→ What the exercise asks:
Output all lines exactly, with nothing added or dropped.

→ Materials provided:
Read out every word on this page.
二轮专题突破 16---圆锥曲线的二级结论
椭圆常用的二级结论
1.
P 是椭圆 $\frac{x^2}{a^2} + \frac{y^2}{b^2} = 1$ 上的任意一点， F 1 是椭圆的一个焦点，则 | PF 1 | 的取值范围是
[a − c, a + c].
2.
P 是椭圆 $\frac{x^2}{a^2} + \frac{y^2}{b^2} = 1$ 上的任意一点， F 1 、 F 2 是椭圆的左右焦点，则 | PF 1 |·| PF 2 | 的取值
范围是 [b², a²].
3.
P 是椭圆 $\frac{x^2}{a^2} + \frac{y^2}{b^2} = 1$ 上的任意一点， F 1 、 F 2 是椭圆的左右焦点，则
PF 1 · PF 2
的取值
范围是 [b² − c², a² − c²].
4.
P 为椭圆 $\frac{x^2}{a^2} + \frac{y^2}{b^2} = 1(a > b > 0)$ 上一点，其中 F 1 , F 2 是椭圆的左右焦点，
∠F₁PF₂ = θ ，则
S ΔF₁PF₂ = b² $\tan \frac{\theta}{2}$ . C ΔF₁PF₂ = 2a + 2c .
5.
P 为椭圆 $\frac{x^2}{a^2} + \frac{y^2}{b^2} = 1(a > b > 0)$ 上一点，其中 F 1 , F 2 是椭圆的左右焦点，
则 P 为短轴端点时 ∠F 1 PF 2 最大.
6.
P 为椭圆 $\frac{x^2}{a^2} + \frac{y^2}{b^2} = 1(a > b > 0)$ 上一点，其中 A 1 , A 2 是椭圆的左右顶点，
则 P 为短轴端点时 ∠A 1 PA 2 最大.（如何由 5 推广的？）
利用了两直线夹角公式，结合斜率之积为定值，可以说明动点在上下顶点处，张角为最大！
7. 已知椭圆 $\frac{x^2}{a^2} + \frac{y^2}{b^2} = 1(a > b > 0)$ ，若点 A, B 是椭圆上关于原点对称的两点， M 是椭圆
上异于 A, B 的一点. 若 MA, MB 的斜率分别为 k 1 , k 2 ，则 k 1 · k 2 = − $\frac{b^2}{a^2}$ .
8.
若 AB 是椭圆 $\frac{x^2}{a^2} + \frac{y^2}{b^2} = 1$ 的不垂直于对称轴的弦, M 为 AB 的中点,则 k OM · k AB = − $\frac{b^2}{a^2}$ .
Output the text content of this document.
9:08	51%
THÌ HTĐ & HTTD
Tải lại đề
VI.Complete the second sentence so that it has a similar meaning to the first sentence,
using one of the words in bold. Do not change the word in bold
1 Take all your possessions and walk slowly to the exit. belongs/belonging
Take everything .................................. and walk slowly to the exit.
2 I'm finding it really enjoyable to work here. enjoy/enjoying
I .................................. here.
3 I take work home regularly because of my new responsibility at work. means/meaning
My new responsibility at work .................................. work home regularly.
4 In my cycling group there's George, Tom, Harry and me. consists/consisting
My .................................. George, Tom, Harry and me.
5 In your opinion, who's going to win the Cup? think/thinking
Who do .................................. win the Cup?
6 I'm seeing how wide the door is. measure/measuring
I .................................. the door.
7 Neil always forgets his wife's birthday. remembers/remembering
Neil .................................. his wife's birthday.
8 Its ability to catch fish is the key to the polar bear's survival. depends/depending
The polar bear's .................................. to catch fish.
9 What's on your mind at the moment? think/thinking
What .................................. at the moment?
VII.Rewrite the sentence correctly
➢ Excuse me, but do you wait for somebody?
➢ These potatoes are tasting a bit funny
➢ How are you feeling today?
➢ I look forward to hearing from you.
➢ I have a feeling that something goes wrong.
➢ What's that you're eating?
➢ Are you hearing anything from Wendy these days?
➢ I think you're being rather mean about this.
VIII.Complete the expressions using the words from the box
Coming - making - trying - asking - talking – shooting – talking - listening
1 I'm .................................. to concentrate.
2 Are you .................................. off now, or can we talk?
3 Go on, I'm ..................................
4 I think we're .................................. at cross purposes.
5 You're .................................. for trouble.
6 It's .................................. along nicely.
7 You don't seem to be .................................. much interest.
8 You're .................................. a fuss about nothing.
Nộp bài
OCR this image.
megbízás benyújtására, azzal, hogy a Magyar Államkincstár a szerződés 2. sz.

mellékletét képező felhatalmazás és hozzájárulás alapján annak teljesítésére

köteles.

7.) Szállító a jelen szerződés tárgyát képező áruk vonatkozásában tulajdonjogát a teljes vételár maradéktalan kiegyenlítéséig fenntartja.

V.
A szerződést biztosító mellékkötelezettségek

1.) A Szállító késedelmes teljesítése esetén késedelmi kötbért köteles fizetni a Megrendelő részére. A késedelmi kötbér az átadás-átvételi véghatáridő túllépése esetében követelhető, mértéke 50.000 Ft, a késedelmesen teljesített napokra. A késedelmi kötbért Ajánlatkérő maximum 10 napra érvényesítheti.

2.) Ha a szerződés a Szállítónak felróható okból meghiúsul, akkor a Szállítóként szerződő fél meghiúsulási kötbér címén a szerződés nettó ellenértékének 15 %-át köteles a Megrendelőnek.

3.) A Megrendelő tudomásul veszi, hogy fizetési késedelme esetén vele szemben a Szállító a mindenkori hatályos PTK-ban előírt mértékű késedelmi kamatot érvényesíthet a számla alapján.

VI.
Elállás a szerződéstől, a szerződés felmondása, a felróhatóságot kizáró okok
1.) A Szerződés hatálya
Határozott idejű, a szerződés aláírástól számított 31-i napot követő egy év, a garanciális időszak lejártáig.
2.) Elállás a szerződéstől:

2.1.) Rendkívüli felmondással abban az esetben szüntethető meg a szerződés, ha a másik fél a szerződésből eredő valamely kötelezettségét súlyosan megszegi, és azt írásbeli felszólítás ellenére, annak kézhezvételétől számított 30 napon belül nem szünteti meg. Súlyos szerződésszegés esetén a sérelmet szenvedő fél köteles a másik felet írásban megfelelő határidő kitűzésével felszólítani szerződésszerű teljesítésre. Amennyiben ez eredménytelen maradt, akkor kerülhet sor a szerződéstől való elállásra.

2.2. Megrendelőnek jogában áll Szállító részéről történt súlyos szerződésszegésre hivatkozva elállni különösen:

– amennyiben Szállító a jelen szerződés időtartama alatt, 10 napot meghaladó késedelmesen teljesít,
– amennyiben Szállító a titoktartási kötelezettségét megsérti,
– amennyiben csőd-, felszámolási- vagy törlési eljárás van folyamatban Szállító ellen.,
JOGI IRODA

→ Task answer:
Read out every word on this page.
二轮专题突破 16---圆锥曲线的二级结论
椭圆常用的二级结论
1.
P 是椭圆 $\frac{x^2}{a^2} + \frac{y^2}{b^2} = 1$ 上的任意一点， F 1 是椭圆的一个焦点，则 | PF 1 | 的取值范围是
[a − c, a + c].
2.
P 是椭圆 $\frac{x^2}{a^2} + \frac{y^2}{b^2} = 1$ 上的任意一点， F 1 、 F 2 是椭圆的左右焦点，则 | PF 1 |·| PF 2 | 的取值
范围是 [b², a²].
3.
P 是椭圆 $\frac{x^2}{a^2} + \frac{y^2}{b^2} = 1$ 上的任意一点， F 1 、 F 2 是椭圆的左右焦点，则
PF 1 · PF 2
的取值
范围是 [b² − c², a² − c²].
4.
P 为椭圆 $\frac{x^2}{a^2} + \frac{y^2}{b^2} = 1(a > b > 0)$ 上一点，其中 F 1 , F 2 是椭圆的左右焦点，
∠F₁PF₂ = θ ，则
S ΔF₁PF₂ = b² $\tan \frac{\theta}{2}$ . C ΔF₁PF₂ = 2a + 2c .
5.
P 为椭圆 $\frac{x^2}{a^2} + \frac{y^2}{b^2} = 1(a > b > 0)$ 上一点，其中 F 1 , F 2 是椭圆的左右焦点，
则 P 为短轴端点时 ∠F 1 PF 2 最大.
6.
P 为椭圆 $\frac{x^2}{a^2} + \frac{y^2}{b^2} = 1(a > b > 0)$ 上一点，其中 A 1 , A 2 是椭圆的左右顶点，
则 P 为短轴端点时 ∠A 1 PA 2 最大.（如何由 5 推广的？）
利用了两直线夹角公式，结合斜率之积为定值，可以说明动点在上下顶点处，张角为最大！
7. 已知椭圆 $\frac{x^2}{a^2} + \frac{y^2}{b^2} = 1(a > b > 0)$ ，若点 A, B 是椭圆上关于原点对称的两点， M 是椭圆
上异于 A, B 的一点. 若 MA, MB 的斜率分别为 k 1 , k 2 ，则 k 1 · k 2 = − $\frac{b^2}{a^2}$ .
8.
若 AB 是椭圆 $\frac{x^2}{a^2} + \frac{y^2}{b^2} = 1$ 的不垂直于对称轴的弦, M 为 AB 的中点,则 k OM · k AB = − $\frac{b^2}{a^2}$ .
Output the text content of this document.
9:08	51%
THÌ HTĐ & HTTD
Tải lại đề
VI.Complete the second sentence so that it has a similar meaning to the first sentence,
using one of the words in bold. Do not change the word in bold
1 Take all your possessions and walk slowly to the exit. belongs/belonging
Take everything .................................. and walk slowly to the exit.
2 I'm finding it really enjoyable to work here. enjoy/enjoying
I .................................. here.
3 I take work home regularly because of my new responsibility at work. means/meaning
My new responsibility at work .................................. work home regularly.
4 In my cycling group there's George, Tom, Harry and me. consists/consisting
My .................................. George, Tom, Harry and me.
5 In your opinion, who's going to win the Cup? think/thinking
Who do .................................. win the Cup?
6 I'm seeing how wide the door is. measure/measuring
I .................................. the door.
7 Neil always forgets his wife's birthday. remembers/remembering
Neil .................................. his wife's birthday.
8 Its ability to catch fish is the key to the polar bear's survival. depends/depending
The polar bear's .................................. to catch fish.
9 What's on your mind at the moment? think/thinking
What .................................. at the moment?
VII.Rewrite the sentence correctly
➢ Excuse me, but do you wait for somebody?
➢ These potatoes are tasting a bit funny
➢ How are you feeling today?
➢ I look forward to hearing from you.
➢ I have a feeling that something goes wrong.
➢ What's that you're eating?
➢ Are you hearing anything from Wendy these days?
➢ I think you're being rather mean about this.
VIII.Complete the expressions using the words from the box
Coming - making - trying - asking - talking – shooting – talking - listening
1 I'm .................................. to concentrate.
2 Are you .................................. off now, or can we talk?
3 Go on, I'm ..................................
4 I think we're .................................. at cross purposes.
5 You're .................................. for trouble.
6 It's .................................. along nicely.
7 You don't seem to be .................................. much interest.
8 You're .................................. a fuss about nothing.
Nộp bài
OCR this image.
megbízás benyújtására, azzal, hogy a Magyar Államkincstár a szerződés 2. sz.

mellékletét képező felhatalmazás és hozzájárulás alapján annak teljesítésére

köteles.

7.) Szállító a jelen szerződés tárgyát képező áruk vonatkozásában tulajdonjogát a teljes vételár maradéktalan kiegyenlítéséig fenntartja.

V.
A szerződést biztosító mellékkötelezettségek

1.) A Szállító késedelmes teljesítése esetén késedelmi kötbért köteles fizetni a Megrendelő részére. A késedelmi kötbér az átadás-átvételi véghatáridő túllépése esetében követelhető, mértéke 50.000 Ft, a késedelmesen teljesített napokra. A késedelmi kötbért Ajánlatkérő maximum 10 napra érvényesítheti.

2.) Ha a szerződés a Szállítónak felróható okból meghiúsul, akkor a Szállítóként szerződő fél meghiúsulási kötbér címén a szerződés nettó ellenértékének 15 %-át köteles a Megrendelőnek.

3.) A Megrendelő tudomásul veszi, hogy fizetési késedelme esetén vele szemben a Szállító a mindenkori hatályos PTK-ban előírt mértékű késedelmi kamatot érvényesíthet a számla alapján.

VI.
Elállás a szerződéstől, a szerződés felmondása, a felróhatóságot kizáró okok
1.) A Szerződés hatálya
Határozott idejű, a szerződés aláírástól számított 31-i napot követő egy év, a garanciális időszak lejártáig.
2.) Elállás a szerződéstől:

2.1.) Rendkívüli felmondással abban az esetben szüntethető meg a szerződés, ha a másik fél a szerződésből eredő valamely kötelezettségét súlyosan megszegi, és azt írásbeli felszólítás ellenére, annak kézhezvételétől számított 30 napon belül nem szünteti meg. Súlyos szerződésszegés esetén a sérelmet szenvedő fél köteles a másik felet írásban megfelelő határidő kitűzésével felszólítani szerződésszerű teljesítésre. Amennyiben ez eredménytelen maradt, akkor kerülhet sor a szerződéstől való elállásra.

2.2. Megrendelőnek jogában áll Szállító részéről történt súlyos szerződésszegésre hivatkozva elállni különösen:

– amennyiben Szállító a jelen szerződés időtartama alatt, 10 napot meghaladó késedelmesen teljesít,
– amennyiben Szállító a titoktartási kötelezettségét megsérti,
– amennyiben csőd-, felszámolási- vagy törlési eljárás van folyamatban Szállító ellen.,
JOGI IRODA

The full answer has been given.